>> start Input data

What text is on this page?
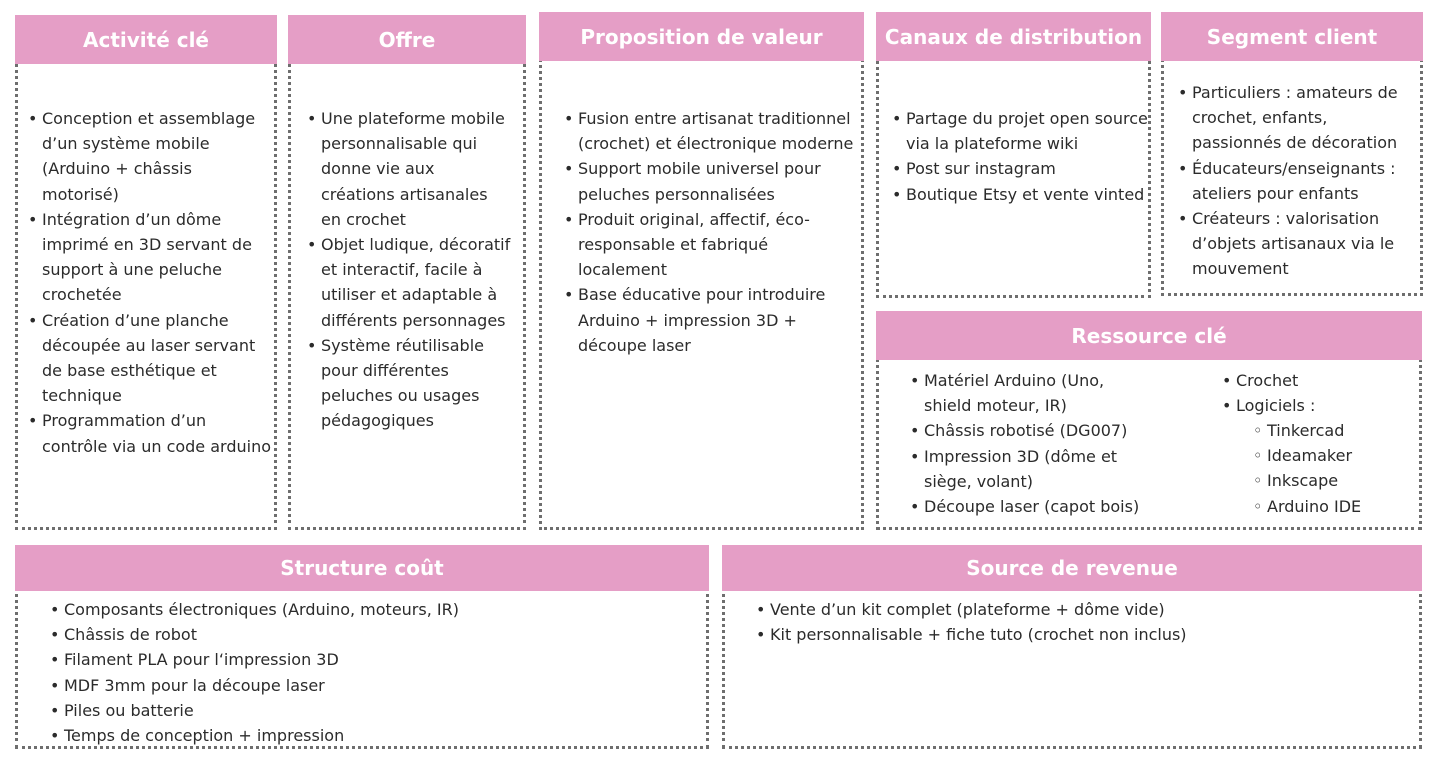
Activité clé
• Conception et assemblage d’un système mobile (Arduino + châssis motorisé)
• Intégration d’un dôme imprimé en 3D servant de support à une peluche crochetée
• Création d’une planche découpée au laser servant de base esthétique et technique
• Programmation d’un contrôle via un code arduino
Offre
• Une plateforme mobile personnalisable qui donne vie aux créations artisanales en crochet
• Objet ludique, décoratif et interactif, facile à utiliser et adaptable à différents personnages
• Système réutilisable pour différentes peluches ou usages pédagogiques
Proposition de valeur
• Fusion entre artisanat traditionnel (crochet) et électronique moderne
• Support mobile universel pour peluches personnalisées
• Produit original, affectif, éco-responsable et fabriqué localement
• Base éducative pour introduire Arduino + impression 3D + découpe laser
Canaux de distribution
• Partage du projet open source via la plateforme wiki
• Post sur instagram
• Boutique Etsy et vente vinted
Segment client
• Particuliers : amateurs de crochet, enfants, passionnés de décoration
• Éducateurs/enseignants : ateliers pour enfants
• Créateurs : valorisation d’objets artisanaux via le mouvement
Ressource clé
• Matériel Arduino (Uno, shield moteur, IR)
• Châssis robotisé (DG007)
• Impression 3D (dôme et siège, volant)
• Découpe laser (capot bois)
• Crochet
• Logiciels :
◦ Tinkercad
◦ Ideamaker
◦ Inkscape
◦ Arduino IDE
Structure coût
• Composants électroniques (Arduino, moteurs, IR)
• Châssis de robot
• Filament PLA pour l‘impression 3D
• MDF 3mm pour la découpe laser
• Piles ou batterie
• Temps de conception + impression
Source de revenue
• Vente d’un kit complet (plateforme + dôme vide)
• Kit personnalisable + fiche tuto (crochet non inclus)
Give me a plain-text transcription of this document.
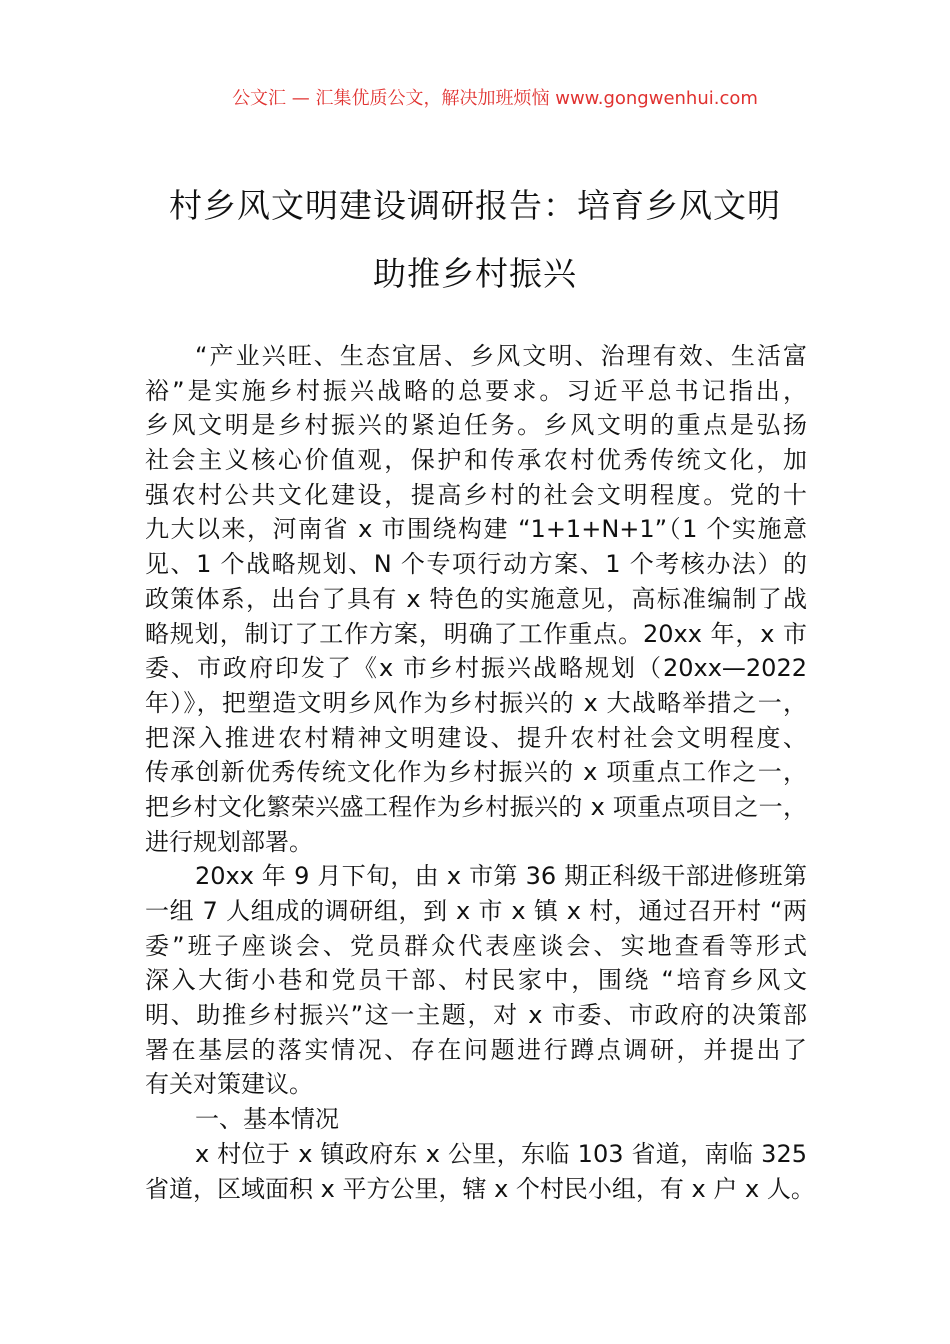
公文汇 — 汇集优质公文，解决加班烦恼 www.gongwenhui.com
村乡风文明建设调研报告：培育乡风文明
助推乡村振兴
“产业兴旺、生态宜居、乡风文明、治理有效、生活富
裕”是实施乡村振兴战略的总要求。习近平总书记指出，
乡风文明是乡村振兴的紧迫任务。乡风文明的重点是弘扬
社会主义核心价值观，保护和传承农村优秀传统文化，加
强农村公共文化建设，提高乡村的社会文明程度。党的十
九大以来，河南省 x 市围绕构建 “1+1+N+1”（1 个实施意
见、1 个战略规划、N 个专项行动方案、1 个考核办法）的
政策体系，出台了具有 x 特色的实施意见，高标准编制了战
略规划，制订了工作方案，明确了工作重点。20xx 年，x 市
委、市政府印发了《x 市乡村振兴战略规划（20xx—2022
年）》，把塑造文明乡风作为乡村振兴的 x 大战略举措之一，
把深入推进农村精神文明建设、提升农村社会文明程度、
传承创新优秀传统文化作为乡村振兴的 x 项重点工作之一，
把乡村文化繁荣兴盛工程作为乡村振兴的 x 项重点项目之一，
进行规划部署。
20xx 年 9 月下旬，由 x 市第 36 期正科级干部进修班第
一组 7 人组成的调研组，到 x 市 x 镇 x 村，通过召开村 “两
委”班子座谈会、党员群众代表座谈会、实地查看等形式
深入大街小巷和党员干部、村民家中，围绕 “培育乡风文
明、助推乡村振兴”这一主题，对 x 市委、市政府的决策部
署在基层的落实情况、存在问题进行蹲点调研，并提出了
有关对策建议。
一、基本情况
x 村位于 x 镇政府东 x 公里，东临 103 省道，南临 325
省道，区域面积 x 平方公里，辖 x 个村民小组，有 x 户 x 人。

>> end Input data

## Requirement
Your task is to copy the entries in full and exactly, without any images.

## Complete response
What text is on this page?
Activité clé
• Conception et assemblage d’un système mobile (Arduino + châssis motorisé)
• Intégration d’un dôme imprimé en 3D servant de support à une peluche crochetée
• Création d’une planche découpée au laser servant de base esthétique et technique
• Programmation d’un contrôle via un code arduino
Offre
• Une plateforme mobile personnalisable qui donne vie aux créations artisanales en crochet
• Objet ludique, décoratif et interactif, facile à utiliser et adaptable à différents personnages
• Système réutilisable pour différentes peluches ou usages pédagogiques
Proposition de valeur
• Fusion entre artisanat traditionnel (crochet) et électronique moderne
• Support mobile universel pour peluches personnalisées
• Produit original, affectif, éco-responsable et fabriqué localement
• Base éducative pour introduire Arduino + impression 3D + découpe laser
Canaux de distribution
• Partage du projet open source via la plateforme wiki
• Post sur instagram
• Boutique Etsy et vente vinted
Segment client
• Particuliers : amateurs de crochet, enfants, passionnés de décoration
• Éducateurs/enseignants : ateliers pour enfants
• Créateurs : valorisation d’objets artisanaux via le mouvement
Ressource clé
• Matériel Arduino (Uno, shield moteur, IR)
• Châssis robotisé (DG007)
• Impression 3D (dôme et siège, volant)
• Découpe laser (capot bois)
• Crochet
• Logiciels :
◦ Tinkercad
◦ Ideamaker
◦ Inkscape
◦ Arduino IDE
Structure coût
• Composants électroniques (Arduino, moteurs, IR)
• Châssis de robot
• Filament PLA pour l‘impression 3D
• MDF 3mm pour la découpe laser
• Piles ou batterie
• Temps de conception + impression
Source de revenue
• Vente d’un kit complet (plateforme + dôme vide)
• Kit personnalisable + fiche tuto (crochet non inclus)
Give me a plain-text transcription of this document.
公文汇 — 汇集优质公文，解决加班烦恼 www.gongwenhui.com
村乡风文明建设调研报告：培育乡风文明
助推乡村振兴
“产业兴旺、生态宜居、乡风文明、治理有效、生活富
裕”是实施乡村振兴战略的总要求。习近平总书记指出，
乡风文明是乡村振兴的紧迫任务。乡风文明的重点是弘扬
社会主义核心价值观，保护和传承农村优秀传统文化，加
强农村公共文化建设，提高乡村的社会文明程度。党的十
九大以来，河南省 x 市围绕构建 “1+1+N+1”（1 个实施意
见、1 个战略规划、N 个专项行动方案、1 个考核办法）的
政策体系，出台了具有 x 特色的实施意见，高标准编制了战
略规划，制订了工作方案，明确了工作重点。20xx 年，x 市
委、市政府印发了《x 市乡村振兴战略规划（20xx—2022
年）》，把塑造文明乡风作为乡村振兴的 x 大战略举措之一，
把深入推进农村精神文明建设、提升农村社会文明程度、
传承创新优秀传统文化作为乡村振兴的 x 项重点工作之一，
把乡村文化繁荣兴盛工程作为乡村振兴的 x 项重点项目之一，
进行规划部署。
20xx 年 9 月下旬，由 x 市第 36 期正科级干部进修班第
一组 7 人组成的调研组，到 x 市 x 镇 x 村，通过召开村 “两
委”班子座谈会、党员群众代表座谈会、实地查看等形式
深入大街小巷和党员干部、村民家中，围绕 “培育乡风文
明、助推乡村振兴”这一主题，对 x 市委、市政府的决策部
署在基层的落实情况、存在问题进行蹲点调研，并提出了
有关对策建议。
一、基本情况
x 村位于 x 镇政府东 x 公里，东临 103 省道，南临 325
省道，区域面积 x 平方公里，辖 x 个村民小组，有 x 户 x 人。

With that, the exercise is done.